» EXTRACT
::::::::
Two binding sites of inhibitors in NADH: ubiquinone oxidoreductase (complex I). Relationship of one site with the ubiquinone-binding site of bacterial glucose:ubiquinone oxidoreductase.


Friedrich, T; van Heek, P; Leif, H; Ohnishi, T; Forche, E; Kunze, B; Jansen, R; Trowitzsch-Kienast, W; Höfle, G; Reichenbach, H

Publication Year 1994
Journal European Journal of Biochemistry / FEBS
Pages 691-698
Volume 219
Issue 1-2
PMID 8307034.0
DOI 10.1111/j.1432-1033.1994.tb19985.x

The effect of ten naturally occurring and two synthetic inhibitors of NADH:ubiquinone oxidoreductase (complex I) of bovine heart, Neurospora crassa and Escherichia coli and glucose:ubiquinone oxidoreductase (glucose dehydrogenase) of Gluconobacter oxidans was investigated. These inhibitors could be divided into two classes with regard to their specificity and mode of action. Class I inhibitors, including the naturally occurring piericidin A, annonin VI, phenalamid A2, aurachins A and B, thiangazole and the synthetic fenpyroximate, inhibit complex I from all three species in a partially competitive manner and glucose dehydrogenase in a competitive manner, both with regard to ubiquinone. Class II inhibitors including the naturally occurring rotenone, phenoxan, aureothin and the synthetic benzimidazole inhibit complex I from all species in an non-competitive manner, but have no effect on the glucose dehydrogenase. Myxalamid PI could not be classified as above because it inhibits only the mitochondrial complex I and in a competitive manner. All inhibitors affect the electron-transfer step from the high-potential iron-sulphur cluster to ubiquinone. Class I inhibitors appear to act directly at the ubiquinone-catalytic site which is related in complex I and glucose dehydrogenase.
::::::::
» TASK REQUIREMENTS
[1] According to the complex I inhibitor abstract, which inhibitor could not be placed in either class because it inhibits only the mitochondrial complex I?
[2] Transcribe the complex I inhibitor abstract between "Two binding sites" and "bacterial glucose:ubiquinone oxidoreductase.", inclusive.

» GIVEN DATA
::::::::
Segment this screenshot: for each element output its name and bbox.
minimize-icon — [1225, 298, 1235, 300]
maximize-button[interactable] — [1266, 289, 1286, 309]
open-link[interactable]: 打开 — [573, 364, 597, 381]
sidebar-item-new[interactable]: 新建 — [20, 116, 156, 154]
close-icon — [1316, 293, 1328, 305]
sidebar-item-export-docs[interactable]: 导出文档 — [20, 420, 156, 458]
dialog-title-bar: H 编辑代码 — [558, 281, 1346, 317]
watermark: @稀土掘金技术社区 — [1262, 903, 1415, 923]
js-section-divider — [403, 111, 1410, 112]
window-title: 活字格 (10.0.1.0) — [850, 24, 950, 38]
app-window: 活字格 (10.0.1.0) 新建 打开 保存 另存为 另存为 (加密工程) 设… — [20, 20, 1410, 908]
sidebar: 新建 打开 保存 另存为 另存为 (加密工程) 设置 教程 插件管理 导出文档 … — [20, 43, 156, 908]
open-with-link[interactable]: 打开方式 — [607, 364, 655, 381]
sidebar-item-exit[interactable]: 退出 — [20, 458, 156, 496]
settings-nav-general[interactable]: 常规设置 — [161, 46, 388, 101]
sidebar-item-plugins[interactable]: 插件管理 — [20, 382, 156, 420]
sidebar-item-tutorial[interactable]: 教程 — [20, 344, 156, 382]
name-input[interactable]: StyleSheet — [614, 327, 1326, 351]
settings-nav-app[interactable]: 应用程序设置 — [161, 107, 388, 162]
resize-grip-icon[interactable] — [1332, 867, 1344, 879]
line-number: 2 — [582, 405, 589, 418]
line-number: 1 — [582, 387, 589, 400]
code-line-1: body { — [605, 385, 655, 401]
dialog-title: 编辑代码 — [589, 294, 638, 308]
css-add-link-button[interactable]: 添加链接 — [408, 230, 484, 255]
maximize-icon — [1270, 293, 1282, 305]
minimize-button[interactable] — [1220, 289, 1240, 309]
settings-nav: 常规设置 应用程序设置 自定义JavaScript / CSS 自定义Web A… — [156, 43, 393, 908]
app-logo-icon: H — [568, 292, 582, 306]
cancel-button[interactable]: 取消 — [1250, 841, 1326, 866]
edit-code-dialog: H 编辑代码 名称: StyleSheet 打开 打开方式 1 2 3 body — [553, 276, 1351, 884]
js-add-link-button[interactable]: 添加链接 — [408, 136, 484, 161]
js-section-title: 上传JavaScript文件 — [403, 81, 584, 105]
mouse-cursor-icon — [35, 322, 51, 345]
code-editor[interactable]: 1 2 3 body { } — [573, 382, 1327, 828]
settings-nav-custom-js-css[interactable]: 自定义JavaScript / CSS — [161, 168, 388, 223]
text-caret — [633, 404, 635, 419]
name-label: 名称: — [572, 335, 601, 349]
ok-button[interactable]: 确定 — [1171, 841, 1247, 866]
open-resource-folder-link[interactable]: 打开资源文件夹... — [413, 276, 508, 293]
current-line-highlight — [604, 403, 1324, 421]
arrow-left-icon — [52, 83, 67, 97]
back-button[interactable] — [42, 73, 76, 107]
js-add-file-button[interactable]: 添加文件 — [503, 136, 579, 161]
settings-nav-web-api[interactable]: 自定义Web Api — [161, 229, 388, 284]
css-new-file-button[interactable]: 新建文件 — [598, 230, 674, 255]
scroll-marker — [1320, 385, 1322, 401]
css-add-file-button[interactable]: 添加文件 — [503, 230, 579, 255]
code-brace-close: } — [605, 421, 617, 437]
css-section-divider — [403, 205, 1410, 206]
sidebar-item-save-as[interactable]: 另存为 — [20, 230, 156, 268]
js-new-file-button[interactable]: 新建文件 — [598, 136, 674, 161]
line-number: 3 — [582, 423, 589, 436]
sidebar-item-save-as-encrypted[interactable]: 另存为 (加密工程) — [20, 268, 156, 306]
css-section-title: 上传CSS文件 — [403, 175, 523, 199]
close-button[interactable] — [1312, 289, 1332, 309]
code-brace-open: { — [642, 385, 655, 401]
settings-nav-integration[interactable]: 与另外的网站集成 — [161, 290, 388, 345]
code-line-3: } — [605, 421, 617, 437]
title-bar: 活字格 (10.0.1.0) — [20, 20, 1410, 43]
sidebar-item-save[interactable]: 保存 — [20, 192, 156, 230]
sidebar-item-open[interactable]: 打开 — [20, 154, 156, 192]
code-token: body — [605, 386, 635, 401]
::::::::
» PER-TASK ANSWERS
[1] Myxalamid PI.

[2]
Two binding sites of inhibitors in NADH: ubiquinone oxidoreductase (complex I). Relationship of one site with the ubiquinone-binding site of bacterial glucose:ubiquinone oxidoreductase.